Present the data once more in exactly its original form.

— BEGIN DATA FOR THIS EXERCISE —

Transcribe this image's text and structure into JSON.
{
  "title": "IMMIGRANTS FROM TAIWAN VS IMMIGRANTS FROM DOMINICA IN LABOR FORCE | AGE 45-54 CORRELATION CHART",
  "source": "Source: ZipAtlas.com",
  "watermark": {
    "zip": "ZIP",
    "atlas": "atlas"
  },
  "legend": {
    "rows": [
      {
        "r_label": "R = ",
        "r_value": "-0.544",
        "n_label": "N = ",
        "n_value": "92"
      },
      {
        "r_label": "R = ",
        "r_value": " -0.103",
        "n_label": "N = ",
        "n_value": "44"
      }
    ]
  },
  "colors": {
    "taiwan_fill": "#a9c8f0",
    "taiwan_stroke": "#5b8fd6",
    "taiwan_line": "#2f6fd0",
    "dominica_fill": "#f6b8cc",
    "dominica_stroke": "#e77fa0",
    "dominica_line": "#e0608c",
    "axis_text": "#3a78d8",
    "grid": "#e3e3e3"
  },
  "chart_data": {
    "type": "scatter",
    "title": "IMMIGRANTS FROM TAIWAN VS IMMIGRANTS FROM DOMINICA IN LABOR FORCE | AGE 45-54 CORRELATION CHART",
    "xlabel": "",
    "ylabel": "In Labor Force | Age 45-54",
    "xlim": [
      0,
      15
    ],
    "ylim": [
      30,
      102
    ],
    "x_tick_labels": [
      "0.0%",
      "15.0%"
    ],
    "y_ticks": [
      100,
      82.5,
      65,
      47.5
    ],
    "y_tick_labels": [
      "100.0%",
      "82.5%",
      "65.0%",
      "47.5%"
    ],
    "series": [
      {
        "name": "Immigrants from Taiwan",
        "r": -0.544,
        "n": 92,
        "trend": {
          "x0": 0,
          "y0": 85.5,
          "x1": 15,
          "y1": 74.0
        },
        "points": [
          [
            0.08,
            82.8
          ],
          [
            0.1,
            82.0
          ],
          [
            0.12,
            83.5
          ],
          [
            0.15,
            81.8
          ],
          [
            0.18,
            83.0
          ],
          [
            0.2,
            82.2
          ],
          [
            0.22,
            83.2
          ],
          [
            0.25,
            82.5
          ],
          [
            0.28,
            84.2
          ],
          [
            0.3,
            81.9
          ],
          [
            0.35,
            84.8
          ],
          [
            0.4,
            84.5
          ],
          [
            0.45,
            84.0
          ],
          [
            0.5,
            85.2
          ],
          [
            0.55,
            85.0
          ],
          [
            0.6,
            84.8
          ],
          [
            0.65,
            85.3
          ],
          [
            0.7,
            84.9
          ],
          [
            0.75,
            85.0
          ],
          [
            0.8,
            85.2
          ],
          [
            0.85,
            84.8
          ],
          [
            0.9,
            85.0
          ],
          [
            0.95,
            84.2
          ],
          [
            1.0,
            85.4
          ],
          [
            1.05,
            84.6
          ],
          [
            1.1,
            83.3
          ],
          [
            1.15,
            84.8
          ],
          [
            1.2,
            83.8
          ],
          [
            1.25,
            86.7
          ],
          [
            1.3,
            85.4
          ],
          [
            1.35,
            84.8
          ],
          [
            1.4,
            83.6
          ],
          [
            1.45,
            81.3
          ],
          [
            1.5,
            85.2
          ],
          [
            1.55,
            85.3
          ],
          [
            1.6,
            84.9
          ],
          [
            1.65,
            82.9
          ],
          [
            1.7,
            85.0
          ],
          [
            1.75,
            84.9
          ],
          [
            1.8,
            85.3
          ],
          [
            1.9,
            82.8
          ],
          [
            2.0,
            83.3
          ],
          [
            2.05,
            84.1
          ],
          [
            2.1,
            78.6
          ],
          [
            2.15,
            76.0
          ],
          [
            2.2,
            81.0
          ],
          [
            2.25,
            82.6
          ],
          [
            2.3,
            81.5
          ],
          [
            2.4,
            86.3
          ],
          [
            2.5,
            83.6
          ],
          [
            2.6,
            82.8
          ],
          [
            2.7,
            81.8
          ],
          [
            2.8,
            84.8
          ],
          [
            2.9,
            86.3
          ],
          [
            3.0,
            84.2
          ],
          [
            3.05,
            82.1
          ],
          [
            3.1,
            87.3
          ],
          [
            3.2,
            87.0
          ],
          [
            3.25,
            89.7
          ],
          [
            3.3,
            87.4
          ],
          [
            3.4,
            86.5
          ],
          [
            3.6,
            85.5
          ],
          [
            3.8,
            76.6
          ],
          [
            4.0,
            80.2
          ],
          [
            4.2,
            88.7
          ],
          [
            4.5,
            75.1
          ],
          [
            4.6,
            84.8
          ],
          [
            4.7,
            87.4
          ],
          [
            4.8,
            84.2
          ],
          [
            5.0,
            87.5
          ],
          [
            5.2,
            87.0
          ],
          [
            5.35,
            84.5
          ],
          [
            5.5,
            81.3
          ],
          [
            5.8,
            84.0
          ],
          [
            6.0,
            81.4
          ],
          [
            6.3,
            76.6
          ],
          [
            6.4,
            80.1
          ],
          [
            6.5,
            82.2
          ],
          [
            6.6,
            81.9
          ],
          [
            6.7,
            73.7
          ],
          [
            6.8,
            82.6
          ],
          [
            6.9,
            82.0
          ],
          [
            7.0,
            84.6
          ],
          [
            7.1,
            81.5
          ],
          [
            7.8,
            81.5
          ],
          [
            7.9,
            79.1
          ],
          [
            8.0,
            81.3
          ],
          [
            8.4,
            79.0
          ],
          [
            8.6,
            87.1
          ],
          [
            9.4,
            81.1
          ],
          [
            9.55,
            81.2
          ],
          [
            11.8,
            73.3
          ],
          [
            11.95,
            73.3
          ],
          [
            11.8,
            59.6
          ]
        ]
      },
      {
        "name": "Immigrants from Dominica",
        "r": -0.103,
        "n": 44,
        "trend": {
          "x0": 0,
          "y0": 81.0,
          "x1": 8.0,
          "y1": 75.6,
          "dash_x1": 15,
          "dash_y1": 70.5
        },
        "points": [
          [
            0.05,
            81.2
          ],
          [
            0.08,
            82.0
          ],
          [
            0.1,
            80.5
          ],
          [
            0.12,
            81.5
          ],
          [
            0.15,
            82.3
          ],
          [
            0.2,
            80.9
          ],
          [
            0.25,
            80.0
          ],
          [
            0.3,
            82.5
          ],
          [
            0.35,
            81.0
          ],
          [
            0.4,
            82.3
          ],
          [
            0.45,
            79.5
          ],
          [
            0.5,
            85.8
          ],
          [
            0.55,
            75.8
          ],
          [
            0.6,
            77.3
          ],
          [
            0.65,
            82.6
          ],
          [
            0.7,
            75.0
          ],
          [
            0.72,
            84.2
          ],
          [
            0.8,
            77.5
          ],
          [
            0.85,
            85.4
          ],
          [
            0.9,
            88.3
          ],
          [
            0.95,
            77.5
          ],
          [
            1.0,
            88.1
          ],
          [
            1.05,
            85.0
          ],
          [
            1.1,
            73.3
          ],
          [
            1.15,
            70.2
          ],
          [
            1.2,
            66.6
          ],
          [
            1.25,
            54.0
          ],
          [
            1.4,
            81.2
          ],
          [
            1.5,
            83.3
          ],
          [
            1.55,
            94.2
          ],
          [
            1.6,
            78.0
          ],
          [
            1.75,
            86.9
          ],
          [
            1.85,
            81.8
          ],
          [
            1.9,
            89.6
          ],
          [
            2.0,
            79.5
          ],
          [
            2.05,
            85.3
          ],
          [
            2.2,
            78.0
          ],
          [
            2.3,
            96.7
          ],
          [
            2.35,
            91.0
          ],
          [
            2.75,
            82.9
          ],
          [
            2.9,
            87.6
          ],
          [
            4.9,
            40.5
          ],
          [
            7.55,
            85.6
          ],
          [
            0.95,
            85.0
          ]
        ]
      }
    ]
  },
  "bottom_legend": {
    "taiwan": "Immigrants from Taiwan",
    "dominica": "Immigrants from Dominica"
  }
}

— END DATA FOR THIS EXERCISE —

▶ THE RESPONSE:
Transcribe this image's text and structure into JSON.
{
  "title": "IMMIGRANTS FROM TAIWAN VS IMMIGRANTS FROM DOMINICA IN LABOR FORCE | AGE 45-54 CORRELATION CHART",
  "source": "Source: ZipAtlas.com",
  "watermark": {
    "zip": "ZIP",
    "atlas": "atlas"
  },
  "legend": {
    "rows": [
      {
        "r_label": "R = ",
        "r_value": "-0.544",
        "n_label": "N = ",
        "n_value": "92"
      },
      {
        "r_label": "R = ",
        "r_value": " -0.103",
        "n_label": "N = ",
        "n_value": "44"
      }
    ]
  },
  "colors": {
    "taiwan_fill": "#a9c8f0",
    "taiwan_stroke": "#5b8fd6",
    "taiwan_line": "#2f6fd0",
    "dominica_fill": "#f6b8cc",
    "dominica_stroke": "#e77fa0",
    "dominica_line": "#e0608c",
    "axis_text": "#3a78d8",
    "grid": "#e3e3e3"
  },
  "chart_data": {
    "type": "scatter",
    "title": "IMMIGRANTS FROM TAIWAN VS IMMIGRANTS FROM DOMINICA IN LABOR FORCE | AGE 45-54 CORRELATION CHART",
    "xlabel": "",
    "ylabel": "In Labor Force | Age 45-54",
    "xlim": [
      0,
      15
    ],
    "ylim": [
      30,
      102
    ],
    "x_tick_labels": [
      "0.0%",
      "15.0%"
    ],
    "y_ticks": [
      100,
      82.5,
      65,
      47.5
    ],
    "y_tick_labels": [
      "100.0%",
      "82.5%",
      "65.0%",
      "47.5%"
    ],
    "series": [
      {
        "name": "Immigrants from Taiwan",
        "r": -0.544,
        "n": 92,
        "trend": {
          "x0": 0,
          "y0": 85.5,
          "x1": 15,
          "y1": 74.0
        },
        "points": [
          [
            0.08,
            82.8
          ],
          [
            0.1,
            82.0
          ],
          [
            0.12,
            83.5
          ],
          [
            0.15,
            81.8
          ],
          [
            0.18,
            83.0
          ],
          [
            0.2,
            82.2
          ],
          [
            0.22,
            83.2
          ],
          [
            0.25,
            82.5
          ],
          [
            0.28,
            84.2
          ],
          [
            0.3,
            81.9
          ],
          [
            0.35,
            84.8
          ],
          [
            0.4,
            84.5
          ],
          [
            0.45,
            84.0
          ],
          [
            0.5,
            85.2
          ],
          [
            0.55,
            85.0
          ],
          [
            0.6,
            84.8
          ],
          [
            0.65,
            85.3
          ],
          [
            0.7,
            84.9
          ],
          [
            0.75,
            85.0
          ],
          [
            0.8,
            85.2
          ],
          [
            0.85,
            84.8
          ],
          [
            0.9,
            85.0
          ],
          [
            0.95,
            84.2
          ],
          [
            1.0,
            85.4
          ],
          [
            1.05,
            84.6
          ],
          [
            1.1,
            83.3
          ],
          [
            1.15,
            84.8
          ],
          [
            1.2,
            83.8
          ],
          [
            1.25,
            86.7
          ],
          [
            1.3,
            85.4
          ],
          [
            1.35,
            84.8
          ],
          [
            1.4,
            83.6
          ],
          [
            1.45,
            81.3
          ],
          [
            1.5,
            85.2
          ],
          [
            1.55,
            85.3
          ],
          [
            1.6,
            84.9
          ],
          [
            1.65,
            82.9
          ],
          [
            1.7,
            85.0
          ],
          [
            1.75,
            84.9
          ],
          [
            1.8,
            85.3
          ],
          [
            1.9,
            82.8
          ],
          [
            2.0,
            83.3
          ],
          [
            2.05,
            84.1
          ],
          [
            2.1,
            78.6
          ],
          [
            2.15,
            76.0
          ],
          [
            2.2,
            81.0
          ],
          [
            2.25,
            82.6
          ],
          [
            2.3,
            81.5
          ],
          [
            2.4,
            86.3
          ],
          [
            2.5,
            83.6
          ],
          [
            2.6,
            82.8
          ],
          [
            2.7,
            81.8
          ],
          [
            2.8,
            84.8
          ],
          [
            2.9,
            86.3
          ],
          [
            3.0,
            84.2
          ],
          [
            3.05,
            82.1
          ],
          [
            3.1,
            87.3
          ],
          [
            3.2,
            87.0
          ],
          [
            3.25,
            89.7
          ],
          [
            3.3,
            87.4
          ],
          [
            3.4,
            86.5
          ],
          [
            3.6,
            85.5
          ],
          [
            3.8,
            76.6
          ],
          [
            4.0,
            80.2
          ],
          [
            4.2,
            88.7
          ],
          [
            4.5,
            75.1
          ],
          [
            4.6,
            84.8
          ],
          [
            4.7,
            87.4
          ],
          [
            4.8,
            84.2
          ],
          [
            5.0,
            87.5
          ],
          [
            5.2,
            87.0
          ],
          [
            5.35,
            84.5
          ],
          [
            5.5,
            81.3
          ],
          [
            5.8,
            84.0
          ],
          [
            6.0,
            81.4
          ],
          [
            6.3,
            76.6
          ],
          [
            6.4,
            80.1
          ],
          [
            6.5,
            82.2
          ],
          [
            6.6,
            81.9
          ],
          [
            6.7,
            73.7
          ],
          [
            6.8,
            82.6
          ],
          [
            6.9,
            82.0
          ],
          [
            7.0,
            84.6
          ],
          [
            7.1,
            81.5
          ],
          [
            7.8,
            81.5
          ],
          [
            7.9,
            79.1
          ],
          [
            8.0,
            81.3
          ],
          [
            8.4,
            79.0
          ],
          [
            8.6,
            87.1
          ],
          [
            9.4,
            81.1
          ],
          [
            9.55,
            81.2
          ],
          [
            11.8,
            73.3
          ],
          [
            11.95,
            73.3
          ],
          [
            11.8,
            59.6
          ]
        ]
      },
      {
        "name": "Immigrants from Dominica",
        "r": -0.103,
        "n": 44,
        "trend": {
          "x0": 0,
          "y0": 81.0,
          "x1": 8.0,
          "y1": 75.6,
          "dash_x1": 15,
          "dash_y1": 70.5
        },
        "points": [
          [
            0.05,
            81.2
          ],
          [
            0.08,
            82.0
          ],
          [
            0.1,
            80.5
          ],
          [
            0.12,
            81.5
          ],
          [
            0.15,
            82.3
          ],
          [
            0.2,
            80.9
          ],
          [
            0.25,
            80.0
          ],
          [
            0.3,
            82.5
          ],
          [
            0.35,
            81.0
          ],
          [
            0.4,
            82.3
          ],
          [
            0.45,
            79.5
          ],
          [
            0.5,
            85.8
          ],
          [
            0.55,
            75.8
          ],
          [
            0.6,
            77.3
          ],
          [
            0.65,
            82.6
          ],
          [
            0.7,
            75.0
          ],
          [
            0.72,
            84.2
          ],
          [
            0.8,
            77.5
          ],
          [
            0.85,
            85.4
          ],
          [
            0.9,
            88.3
          ],
          [
            0.95,
            77.5
          ],
          [
            1.0,
            88.1
          ],
          [
            1.05,
            85.0
          ],
          [
            1.1,
            73.3
          ],
          [
            1.15,
            70.2
          ],
          [
            1.2,
            66.6
          ],
          [
            1.25,
            54.0
          ],
          [
            1.4,
            81.2
          ],
          [
            1.5,
            83.3
          ],
          [
            1.55,
            94.2
          ],
          [
            1.6,
            78.0
          ],
          [
            1.75,
            86.9
          ],
          [
            1.85,
            81.8
          ],
          [
            1.9,
            89.6
          ],
          [
            2.0,
            79.5
          ],
          [
            2.05,
            85.3
          ],
          [
            2.2,
            78.0
          ],
          [
            2.3,
            96.7
          ],
          [
            2.35,
            91.0
          ],
          [
            2.75,
            82.9
          ],
          [
            2.9,
            87.6
          ],
          [
            4.9,
            40.5
          ],
          [
            7.55,
            85.6
          ],
          [
            0.95,
            85.0
          ]
        ]
      }
    ]
  },
  "bottom_legend": {
    "taiwan": "Immigrants from Taiwan",
    "dominica": "Immigrants from Dominica"
  }
}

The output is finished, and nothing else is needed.